Page element annotations

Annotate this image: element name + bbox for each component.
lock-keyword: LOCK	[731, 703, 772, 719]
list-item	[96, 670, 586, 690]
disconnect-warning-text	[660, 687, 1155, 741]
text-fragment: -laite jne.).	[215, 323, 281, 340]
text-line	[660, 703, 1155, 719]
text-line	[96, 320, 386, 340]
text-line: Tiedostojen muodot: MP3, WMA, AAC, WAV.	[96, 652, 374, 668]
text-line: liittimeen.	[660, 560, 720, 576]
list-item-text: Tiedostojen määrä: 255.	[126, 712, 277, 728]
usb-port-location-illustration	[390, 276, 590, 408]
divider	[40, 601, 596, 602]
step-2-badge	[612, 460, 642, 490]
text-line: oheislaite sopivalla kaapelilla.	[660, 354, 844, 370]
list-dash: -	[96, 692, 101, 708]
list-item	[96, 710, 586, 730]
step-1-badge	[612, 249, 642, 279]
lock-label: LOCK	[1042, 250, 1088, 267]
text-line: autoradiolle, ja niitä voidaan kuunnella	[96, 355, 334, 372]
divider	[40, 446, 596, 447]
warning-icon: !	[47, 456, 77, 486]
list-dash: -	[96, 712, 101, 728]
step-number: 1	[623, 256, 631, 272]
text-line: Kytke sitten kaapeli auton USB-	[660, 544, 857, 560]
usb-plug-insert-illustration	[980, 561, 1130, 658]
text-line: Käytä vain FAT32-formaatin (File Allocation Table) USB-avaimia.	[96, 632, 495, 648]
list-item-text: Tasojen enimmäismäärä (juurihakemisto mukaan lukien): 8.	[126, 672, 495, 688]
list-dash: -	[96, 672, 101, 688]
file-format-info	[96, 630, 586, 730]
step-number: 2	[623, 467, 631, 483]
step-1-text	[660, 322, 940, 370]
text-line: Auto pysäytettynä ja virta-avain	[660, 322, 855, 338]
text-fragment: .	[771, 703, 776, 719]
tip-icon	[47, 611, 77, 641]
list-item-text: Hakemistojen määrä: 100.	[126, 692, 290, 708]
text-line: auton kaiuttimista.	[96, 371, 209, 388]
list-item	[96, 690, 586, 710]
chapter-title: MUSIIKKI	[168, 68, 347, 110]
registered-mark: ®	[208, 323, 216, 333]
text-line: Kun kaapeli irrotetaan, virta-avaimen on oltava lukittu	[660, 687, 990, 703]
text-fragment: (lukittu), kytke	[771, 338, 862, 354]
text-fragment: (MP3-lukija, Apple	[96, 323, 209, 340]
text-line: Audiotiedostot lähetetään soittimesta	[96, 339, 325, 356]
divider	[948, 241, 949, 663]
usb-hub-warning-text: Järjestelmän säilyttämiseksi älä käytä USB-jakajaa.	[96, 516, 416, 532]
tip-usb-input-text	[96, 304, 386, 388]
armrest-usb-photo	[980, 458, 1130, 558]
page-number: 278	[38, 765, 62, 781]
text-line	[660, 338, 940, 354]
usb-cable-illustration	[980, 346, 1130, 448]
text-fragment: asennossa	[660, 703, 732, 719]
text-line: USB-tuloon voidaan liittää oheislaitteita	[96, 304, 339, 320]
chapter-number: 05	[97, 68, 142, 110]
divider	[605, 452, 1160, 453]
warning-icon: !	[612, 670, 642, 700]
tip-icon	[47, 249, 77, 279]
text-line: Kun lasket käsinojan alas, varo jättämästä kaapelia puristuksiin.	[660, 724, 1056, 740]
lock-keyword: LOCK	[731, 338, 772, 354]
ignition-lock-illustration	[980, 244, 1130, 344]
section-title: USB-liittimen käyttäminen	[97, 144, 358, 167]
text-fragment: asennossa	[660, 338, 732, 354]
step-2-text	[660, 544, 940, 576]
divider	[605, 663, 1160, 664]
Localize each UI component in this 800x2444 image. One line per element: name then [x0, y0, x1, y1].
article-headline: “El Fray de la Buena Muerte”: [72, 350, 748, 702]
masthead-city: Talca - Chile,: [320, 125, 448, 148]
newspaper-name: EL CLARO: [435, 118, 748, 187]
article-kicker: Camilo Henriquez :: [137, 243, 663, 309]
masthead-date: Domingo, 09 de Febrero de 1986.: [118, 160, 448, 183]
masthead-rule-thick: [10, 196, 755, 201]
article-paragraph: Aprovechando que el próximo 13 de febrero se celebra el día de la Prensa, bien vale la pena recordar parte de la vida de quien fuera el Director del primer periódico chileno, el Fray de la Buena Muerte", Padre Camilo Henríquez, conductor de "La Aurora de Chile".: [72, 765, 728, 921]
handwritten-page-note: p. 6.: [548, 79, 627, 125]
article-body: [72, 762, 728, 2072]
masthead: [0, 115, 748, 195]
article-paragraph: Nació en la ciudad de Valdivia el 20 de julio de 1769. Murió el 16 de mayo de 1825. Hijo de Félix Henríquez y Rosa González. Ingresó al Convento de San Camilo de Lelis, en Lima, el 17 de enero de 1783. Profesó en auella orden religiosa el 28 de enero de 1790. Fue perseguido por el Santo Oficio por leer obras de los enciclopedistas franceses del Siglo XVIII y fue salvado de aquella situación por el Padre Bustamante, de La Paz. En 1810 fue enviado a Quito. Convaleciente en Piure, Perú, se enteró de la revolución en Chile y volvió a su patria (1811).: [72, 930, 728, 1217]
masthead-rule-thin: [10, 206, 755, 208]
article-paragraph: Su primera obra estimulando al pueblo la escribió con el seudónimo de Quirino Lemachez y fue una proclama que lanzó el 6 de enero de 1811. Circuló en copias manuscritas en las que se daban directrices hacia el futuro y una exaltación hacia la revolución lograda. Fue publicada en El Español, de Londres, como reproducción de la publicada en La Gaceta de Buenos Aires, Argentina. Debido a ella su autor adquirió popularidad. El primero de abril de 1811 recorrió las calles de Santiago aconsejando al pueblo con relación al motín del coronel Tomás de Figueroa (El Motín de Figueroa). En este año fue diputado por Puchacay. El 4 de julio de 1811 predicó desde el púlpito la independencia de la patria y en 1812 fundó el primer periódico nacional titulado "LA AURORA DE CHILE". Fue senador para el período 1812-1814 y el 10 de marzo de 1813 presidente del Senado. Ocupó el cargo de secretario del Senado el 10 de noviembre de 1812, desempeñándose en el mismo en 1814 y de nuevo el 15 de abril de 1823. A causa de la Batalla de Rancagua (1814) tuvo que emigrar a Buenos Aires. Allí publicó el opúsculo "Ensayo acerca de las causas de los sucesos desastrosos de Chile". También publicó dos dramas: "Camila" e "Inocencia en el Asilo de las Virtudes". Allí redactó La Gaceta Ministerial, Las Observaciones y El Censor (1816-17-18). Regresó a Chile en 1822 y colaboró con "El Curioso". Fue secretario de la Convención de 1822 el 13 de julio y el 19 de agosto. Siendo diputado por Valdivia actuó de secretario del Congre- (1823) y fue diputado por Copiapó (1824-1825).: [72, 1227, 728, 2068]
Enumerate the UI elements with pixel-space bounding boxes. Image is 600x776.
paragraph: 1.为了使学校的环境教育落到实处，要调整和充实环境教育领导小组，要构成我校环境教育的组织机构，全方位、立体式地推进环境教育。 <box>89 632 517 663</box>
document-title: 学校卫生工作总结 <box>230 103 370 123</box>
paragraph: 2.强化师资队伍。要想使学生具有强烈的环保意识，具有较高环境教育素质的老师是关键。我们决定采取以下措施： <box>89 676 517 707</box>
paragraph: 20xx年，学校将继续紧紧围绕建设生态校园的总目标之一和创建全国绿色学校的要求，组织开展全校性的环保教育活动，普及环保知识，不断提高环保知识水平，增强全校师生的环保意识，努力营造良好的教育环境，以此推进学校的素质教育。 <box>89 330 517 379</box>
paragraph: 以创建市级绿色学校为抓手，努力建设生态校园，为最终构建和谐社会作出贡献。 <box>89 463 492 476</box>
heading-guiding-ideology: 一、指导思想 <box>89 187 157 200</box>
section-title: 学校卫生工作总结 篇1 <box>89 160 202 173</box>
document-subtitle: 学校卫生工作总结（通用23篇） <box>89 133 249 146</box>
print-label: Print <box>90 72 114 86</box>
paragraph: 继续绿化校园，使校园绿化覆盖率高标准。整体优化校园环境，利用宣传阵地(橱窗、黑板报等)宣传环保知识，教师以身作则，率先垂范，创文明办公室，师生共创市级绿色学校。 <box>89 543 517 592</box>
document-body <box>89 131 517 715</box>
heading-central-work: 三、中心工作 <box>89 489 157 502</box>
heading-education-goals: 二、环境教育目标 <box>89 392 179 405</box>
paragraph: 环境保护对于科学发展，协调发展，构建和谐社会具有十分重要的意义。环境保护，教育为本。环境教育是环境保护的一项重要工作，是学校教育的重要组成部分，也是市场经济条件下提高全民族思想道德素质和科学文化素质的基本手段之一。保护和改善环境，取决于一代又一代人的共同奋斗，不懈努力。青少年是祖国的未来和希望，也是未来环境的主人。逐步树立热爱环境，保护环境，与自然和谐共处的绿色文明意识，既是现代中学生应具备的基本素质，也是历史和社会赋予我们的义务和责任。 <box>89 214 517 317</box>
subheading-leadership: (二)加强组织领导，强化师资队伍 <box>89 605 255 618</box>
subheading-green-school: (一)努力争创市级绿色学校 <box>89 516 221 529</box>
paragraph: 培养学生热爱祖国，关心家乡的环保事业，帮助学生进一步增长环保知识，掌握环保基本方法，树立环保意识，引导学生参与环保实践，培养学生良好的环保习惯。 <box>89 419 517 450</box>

## Set exercise
Turn the lines from the start of the records up to and including the line containing "text-line: Kun kaapeli" into a numbered list, leaving out any blank lines.

## Task result
1. Annotate this image: element name + bbox for each component.
2. lock-keyword: LOCK	[731, 703, 772, 719]
3. list-item	[96, 670, 586, 690]
4. disconnect-warning-text	[660, 687, 1155, 741]
5. text-fragment: -laite jne.).	[215, 323, 281, 340]
6. text-line	[660, 703, 1155, 719]
7. text-line	[96, 320, 386, 340]
8. text-line: Tiedostojen muodot: MP3, WMA, AAC, WAV.	[96, 652, 374, 668]
9. text-line: liittimeen.	[660, 560, 720, 576]
10. list-item-text: Tiedostojen määrä: 255.	[126, 712, 277, 728]
11. usb-port-location-illustration	[390, 276, 590, 408]
12. divider	[40, 601, 596, 602]
13. step-2-badge	[612, 460, 642, 490]
14. text-line: oheislaite sopivalla kaapelilla.	[660, 354, 844, 370]
15. list-dash: -	[96, 692, 101, 708]
16. list-item	[96, 710, 586, 730]
17. step-1-badge	[612, 249, 642, 279]
18. lock-label: LOCK	[1042, 250, 1088, 267]
19. text-line: autoradiolle, ja niitä voidaan kuunnella	[96, 355, 334, 372]
20. divider	[40, 446, 596, 447]
21. warning-icon: !	[47, 456, 77, 486]
22. list-dash: -	[96, 712, 101, 728]
23. step-number: 1	[623, 256, 631, 272]
24. text-line: Kytke sitten kaapeli auton USB-	[660, 544, 857, 560]
25. usb-plug-insert-illustration	[980, 561, 1130, 658]
26. text-line: Käytä vain FAT32-formaatin (File Allocation Table) USB-avaimia.	[96, 632, 495, 648]
27. list-item-text: Tasojen enimmäismäärä (juurihakemisto mukaan lukien): 8.	[126, 672, 495, 688]
28. list-dash: -	[96, 672, 101, 688]
29. file-format-info	[96, 630, 586, 730]
30. step-number: 2	[623, 467, 631, 483]
31. step-1-text	[660, 322, 940, 370]
32. text-line: Auto pysäytettynä ja virta-avain	[660, 322, 855, 338]
33. text-fragment: .	[771, 703, 776, 719]
34. tip-icon	[47, 611, 77, 641]
35. list-item-text: Hakemistojen määrä: 100.	[126, 692, 290, 708]
36. text-line: auton kaiuttimista.	[96, 371, 209, 388]
37. list-item	[96, 690, 586, 710]
38. chapter-title: MUSIIKKI	[168, 68, 347, 110]
39. registered-mark: ®	[208, 323, 216, 333]
40. text-line: Kun kaapeli irrotetaan, virta-avaimen on oltava lukittu	[660, 687, 990, 703]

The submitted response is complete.